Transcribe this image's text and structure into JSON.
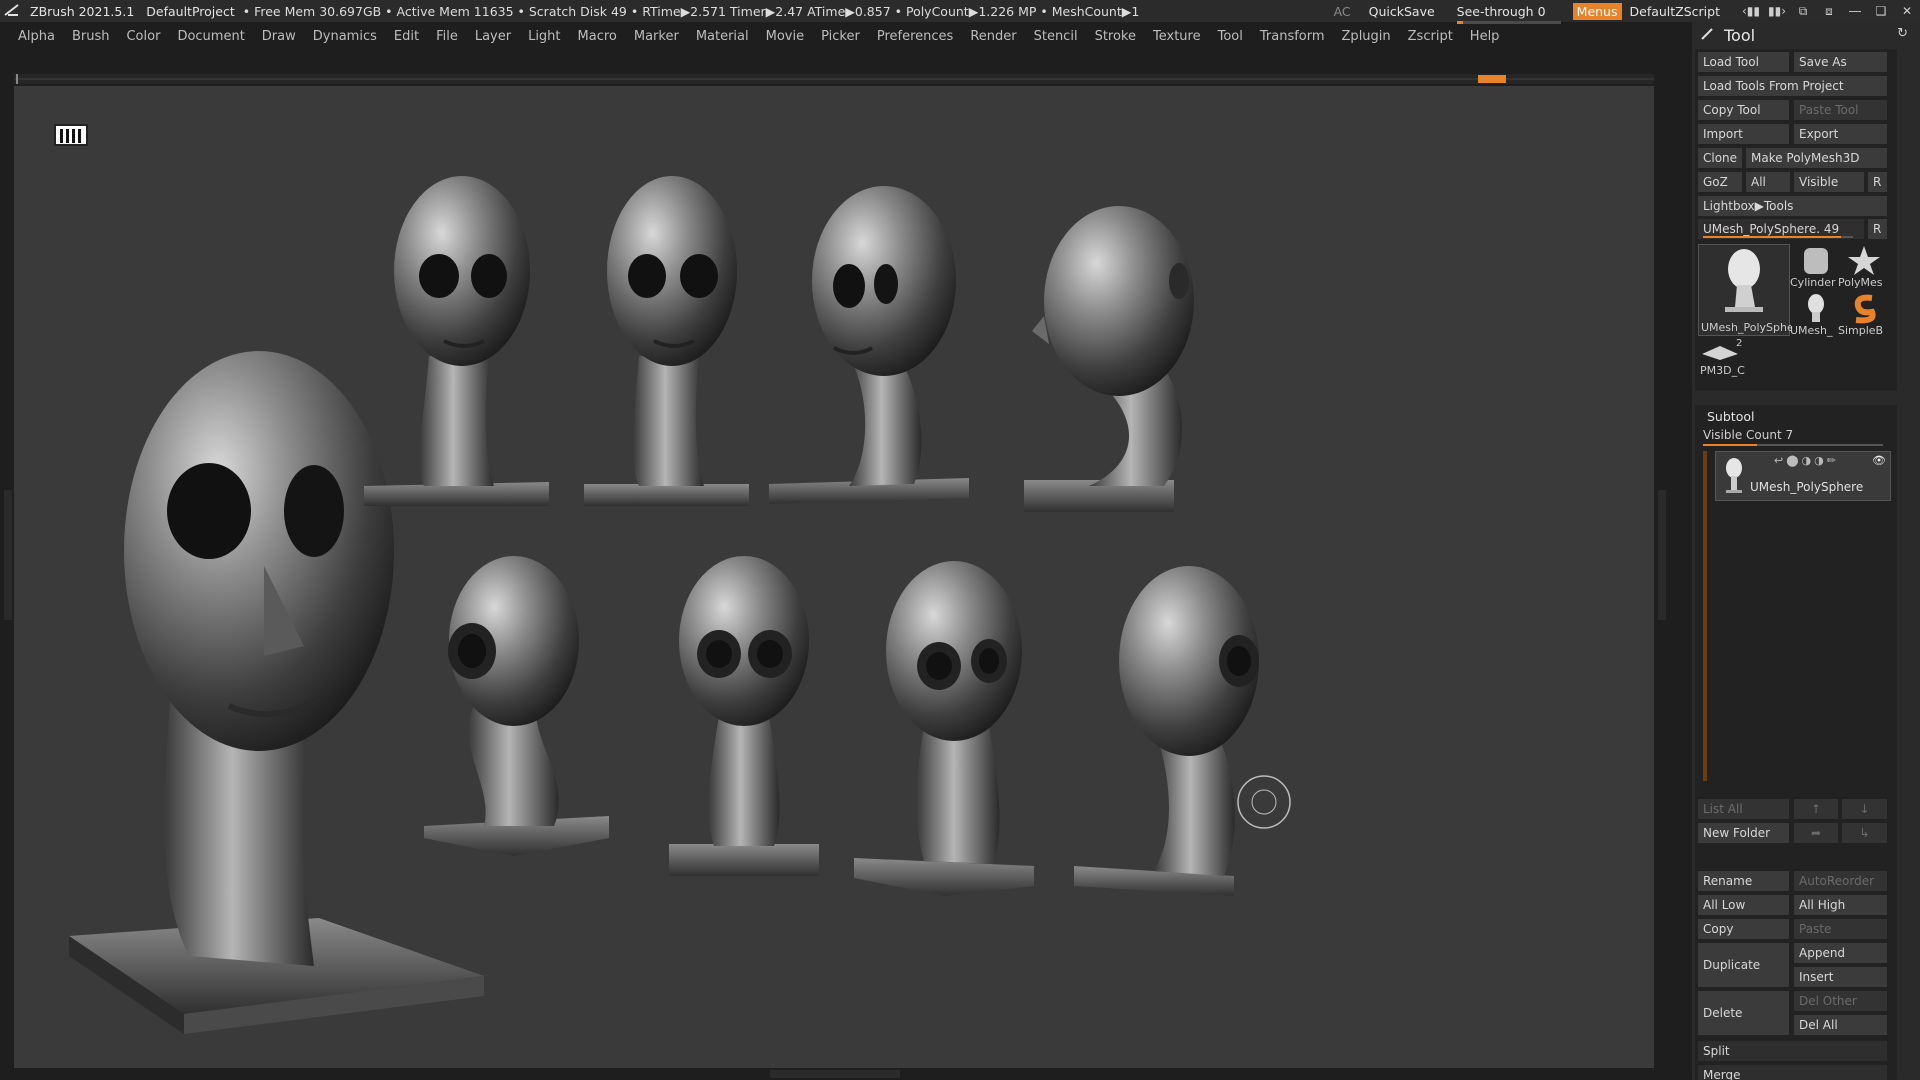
{
  "titlebar": {
    "app_title": "ZBrush 2021.5.1",
    "project": "DefaultProject",
    "stats": "• Free Mem 30.697GB • Active Mem 11635 • Scratch Disk 49 •  RTime▶2.571 Timer▶2.47 ATime▶0.857 • PolyCount▶1.226 MP  • MeshCount▶1",
    "ac": "AC",
    "quicksave": "QuickSave",
    "see_through_label": "See-through  0",
    "see_through_value": 0.06,
    "menus": "Menus",
    "script": "DefaultZScript"
  },
  "menubar": {
    "items": [
      "Alpha",
      "Brush",
      "Color",
      "Document",
      "Draw",
      "Dynamics",
      "Edit",
      "File",
      "Layer",
      "Light",
      "Macro",
      "Marker",
      "Material",
      "Movie",
      "Picker",
      "Preferences",
      "Render",
      "Stencil",
      "Stroke",
      "Texture",
      "Tool",
      "Transform",
      "Zplugin",
      "Zscript",
      "Help"
    ]
  },
  "colors": {
    "accent": "#e8822b",
    "canvas_bg": "#3a3a3a",
    "panel_bg": "#2a2a2a"
  },
  "tool_panel": {
    "title": "Tool",
    "load_tool": "Load Tool",
    "save_as": "Save As",
    "load_from_project": "Load Tools From Project",
    "copy_tool": "Copy Tool",
    "paste_tool": "Paste Tool",
    "import": "Import",
    "export": "Export",
    "clone": "Clone",
    "make_polymesh": "Make PolyMesh3D",
    "goz": "GoZ",
    "all": "All",
    "visible": "Visible",
    "r": "R",
    "lightbox_tools": "Lightbox▶Tools",
    "current_tool": "UMesh_PolySphere. 49",
    "current_tool_slider": 0.92,
    "thumbnails": {
      "main": "UMesh_PolySphe",
      "cylinder": "Cylinder",
      "polymesh": "PolyMes",
      "umesh_small": "UMesh_",
      "simpleb": "SimpleB",
      "pm3d": "PM3D_C",
      "pm3d_count": "2"
    },
    "subtool": {
      "title": "Subtool",
      "visible_count": "Visible Count 7",
      "visible_count_slider": 0.3,
      "item_name": "UMesh_PolySphere",
      "list_all": "List All",
      "new_folder": "New Folder",
      "rename": "Rename",
      "autoreorder": "AutoReorder",
      "all_low": "All Low",
      "all_high": "All High",
      "copy": "Copy",
      "paste": "Paste",
      "duplicate": "Duplicate",
      "append": "Append",
      "insert": "Insert",
      "delete": "Delete",
      "del_other": "Del Other",
      "del_all": "Del All",
      "split": "Split",
      "merge": "Merge"
    }
  }
}
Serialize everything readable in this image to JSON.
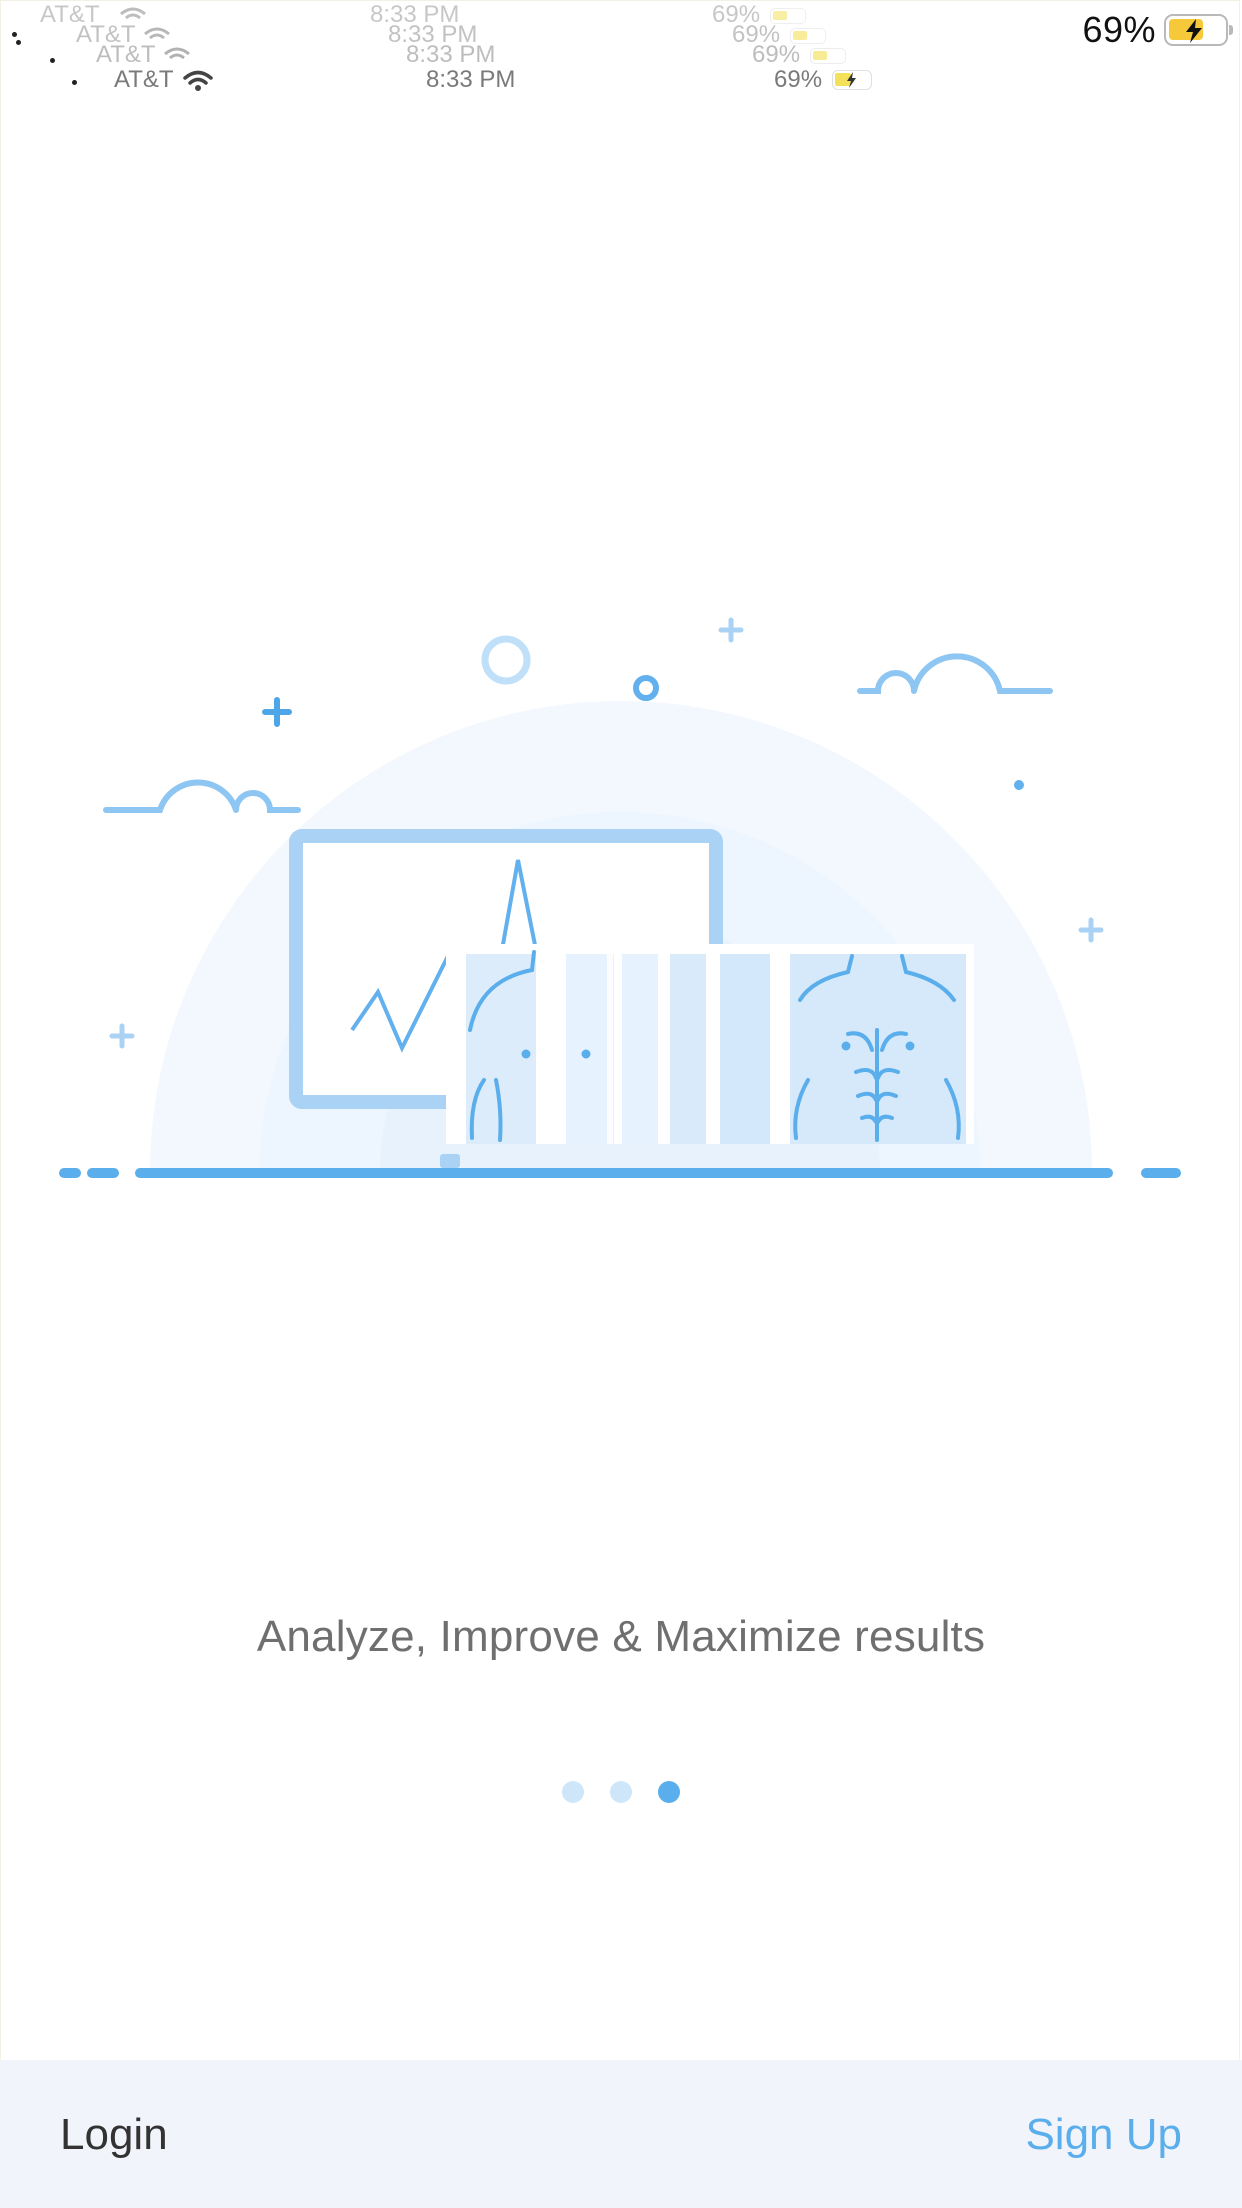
{
  "status_bar": {
    "carrier": "AT&T",
    "time": "8:33 PM",
    "battery_percent": "69%",
    "battery_color": "#f5c93a"
  },
  "onboarding": {
    "tagline": "Analyze, Improve & Maximize results",
    "pager": {
      "total": 3,
      "active_index": 2
    }
  },
  "bottom_bar": {
    "login_label": "Login",
    "signup_label": "Sign Up"
  },
  "colors": {
    "accent": "#5aaeeb",
    "line_blue": "#62b1ee",
    "light_blue": "#a9d2f4",
    "bottom_bar_bg": "#f2f4fb",
    "text_gray": "#6f6f6f"
  },
  "icons": [
    "wifi-icon",
    "battery-icon",
    "charging-bolt-icon",
    "body-scan-illustration"
  ]
}
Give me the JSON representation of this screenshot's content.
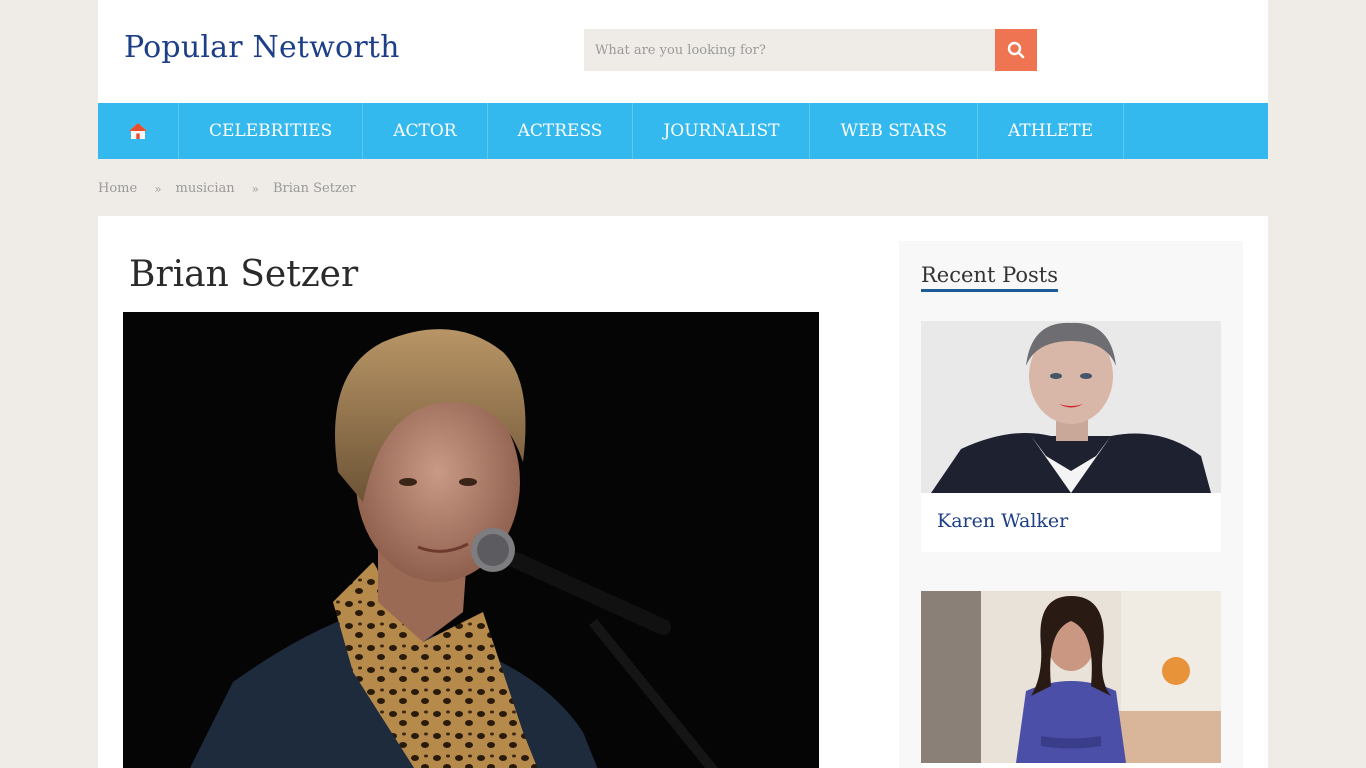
⁂
Locate the word "this" in the records above, and return each line that has it.

RESPONSE TO THE EXERCISE:
Transcribe this image's text and structure into JSON.
Serialize everything readable in this image to JSON.
Give me the JSON representation of this screenshot's content.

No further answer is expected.